> DESCRIPTION OF THE TASK
Pull out each line of the records below that contains the string "absolute".

> LISTING
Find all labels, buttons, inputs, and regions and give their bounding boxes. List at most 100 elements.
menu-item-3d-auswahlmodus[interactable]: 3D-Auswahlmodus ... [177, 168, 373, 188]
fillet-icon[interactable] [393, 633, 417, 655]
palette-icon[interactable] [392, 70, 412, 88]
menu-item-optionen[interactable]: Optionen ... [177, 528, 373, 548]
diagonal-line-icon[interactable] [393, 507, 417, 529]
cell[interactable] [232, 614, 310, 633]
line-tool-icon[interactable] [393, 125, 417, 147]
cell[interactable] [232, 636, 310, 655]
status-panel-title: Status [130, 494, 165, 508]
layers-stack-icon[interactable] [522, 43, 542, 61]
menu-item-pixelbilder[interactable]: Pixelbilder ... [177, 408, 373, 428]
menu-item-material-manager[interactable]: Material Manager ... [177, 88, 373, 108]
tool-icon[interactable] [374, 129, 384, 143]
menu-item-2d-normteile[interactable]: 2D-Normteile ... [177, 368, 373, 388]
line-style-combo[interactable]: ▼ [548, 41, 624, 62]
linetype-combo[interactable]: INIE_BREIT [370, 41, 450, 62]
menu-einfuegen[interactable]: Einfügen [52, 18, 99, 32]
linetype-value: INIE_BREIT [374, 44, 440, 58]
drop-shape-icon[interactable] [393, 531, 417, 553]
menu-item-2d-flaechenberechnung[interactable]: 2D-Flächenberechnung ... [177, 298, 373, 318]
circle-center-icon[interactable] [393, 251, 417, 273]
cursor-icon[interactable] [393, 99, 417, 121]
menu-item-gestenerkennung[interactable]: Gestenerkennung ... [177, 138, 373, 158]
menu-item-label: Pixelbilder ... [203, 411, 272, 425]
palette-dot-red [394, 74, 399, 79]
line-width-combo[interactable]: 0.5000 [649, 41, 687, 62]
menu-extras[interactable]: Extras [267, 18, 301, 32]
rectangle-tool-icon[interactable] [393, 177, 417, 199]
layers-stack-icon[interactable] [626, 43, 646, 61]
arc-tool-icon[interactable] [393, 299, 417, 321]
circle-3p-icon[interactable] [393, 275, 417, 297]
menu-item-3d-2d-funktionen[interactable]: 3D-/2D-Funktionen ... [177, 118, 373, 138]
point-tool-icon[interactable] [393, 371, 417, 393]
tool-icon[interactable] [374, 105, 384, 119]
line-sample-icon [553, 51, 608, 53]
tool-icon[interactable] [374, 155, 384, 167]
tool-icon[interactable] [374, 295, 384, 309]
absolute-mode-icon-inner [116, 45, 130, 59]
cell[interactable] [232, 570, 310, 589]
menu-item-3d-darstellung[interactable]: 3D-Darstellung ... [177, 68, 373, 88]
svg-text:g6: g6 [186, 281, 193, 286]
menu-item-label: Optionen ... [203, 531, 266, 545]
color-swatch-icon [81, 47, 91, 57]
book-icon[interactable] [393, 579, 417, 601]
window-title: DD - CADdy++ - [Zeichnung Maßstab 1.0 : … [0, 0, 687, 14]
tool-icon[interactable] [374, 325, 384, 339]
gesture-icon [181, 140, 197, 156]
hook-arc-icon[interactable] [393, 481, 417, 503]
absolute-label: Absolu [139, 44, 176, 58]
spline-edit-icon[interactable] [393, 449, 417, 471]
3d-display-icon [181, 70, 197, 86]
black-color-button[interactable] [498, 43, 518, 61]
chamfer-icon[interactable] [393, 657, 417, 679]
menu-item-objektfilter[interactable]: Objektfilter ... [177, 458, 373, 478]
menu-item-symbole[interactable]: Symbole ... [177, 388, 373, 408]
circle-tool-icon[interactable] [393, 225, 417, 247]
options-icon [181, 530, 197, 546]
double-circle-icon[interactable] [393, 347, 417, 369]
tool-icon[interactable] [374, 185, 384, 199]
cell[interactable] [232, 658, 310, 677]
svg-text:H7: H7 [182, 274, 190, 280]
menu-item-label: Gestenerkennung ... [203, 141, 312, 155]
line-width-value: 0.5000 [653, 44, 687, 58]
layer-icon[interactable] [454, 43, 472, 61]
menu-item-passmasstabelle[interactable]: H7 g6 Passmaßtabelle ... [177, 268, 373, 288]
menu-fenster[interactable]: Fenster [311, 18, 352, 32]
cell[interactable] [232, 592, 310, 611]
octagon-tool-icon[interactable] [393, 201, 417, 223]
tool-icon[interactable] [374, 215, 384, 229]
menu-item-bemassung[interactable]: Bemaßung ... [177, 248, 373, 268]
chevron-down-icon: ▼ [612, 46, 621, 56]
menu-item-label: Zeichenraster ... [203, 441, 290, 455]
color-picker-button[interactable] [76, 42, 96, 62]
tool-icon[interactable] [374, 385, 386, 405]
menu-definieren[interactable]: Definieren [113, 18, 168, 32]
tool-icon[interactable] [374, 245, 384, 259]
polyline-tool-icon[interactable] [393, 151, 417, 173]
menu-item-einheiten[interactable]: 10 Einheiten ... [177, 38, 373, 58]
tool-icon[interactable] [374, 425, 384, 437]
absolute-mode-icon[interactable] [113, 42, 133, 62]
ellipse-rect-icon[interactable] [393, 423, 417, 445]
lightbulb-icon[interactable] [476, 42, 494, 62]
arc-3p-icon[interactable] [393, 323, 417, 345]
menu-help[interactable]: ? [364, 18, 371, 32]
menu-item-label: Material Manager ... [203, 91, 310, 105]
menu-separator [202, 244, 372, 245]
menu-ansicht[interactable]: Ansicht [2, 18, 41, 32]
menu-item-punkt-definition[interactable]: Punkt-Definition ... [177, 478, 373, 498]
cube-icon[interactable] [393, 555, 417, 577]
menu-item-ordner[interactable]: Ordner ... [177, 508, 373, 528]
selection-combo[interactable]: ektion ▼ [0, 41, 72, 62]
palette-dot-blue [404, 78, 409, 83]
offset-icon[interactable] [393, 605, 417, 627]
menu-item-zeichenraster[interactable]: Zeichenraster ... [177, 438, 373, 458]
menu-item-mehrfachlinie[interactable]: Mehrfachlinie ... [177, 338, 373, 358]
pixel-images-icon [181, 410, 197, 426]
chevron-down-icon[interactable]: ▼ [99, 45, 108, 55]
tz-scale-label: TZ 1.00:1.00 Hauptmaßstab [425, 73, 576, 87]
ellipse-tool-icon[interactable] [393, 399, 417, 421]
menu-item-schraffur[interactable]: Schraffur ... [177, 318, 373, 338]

> RESPONSE
absolute-mode-icon-inner [116, 45, 130, 59]
absolute-label: Absolu [139, 44, 176, 58]
absolute-mode-icon[interactable] [113, 42, 133, 62]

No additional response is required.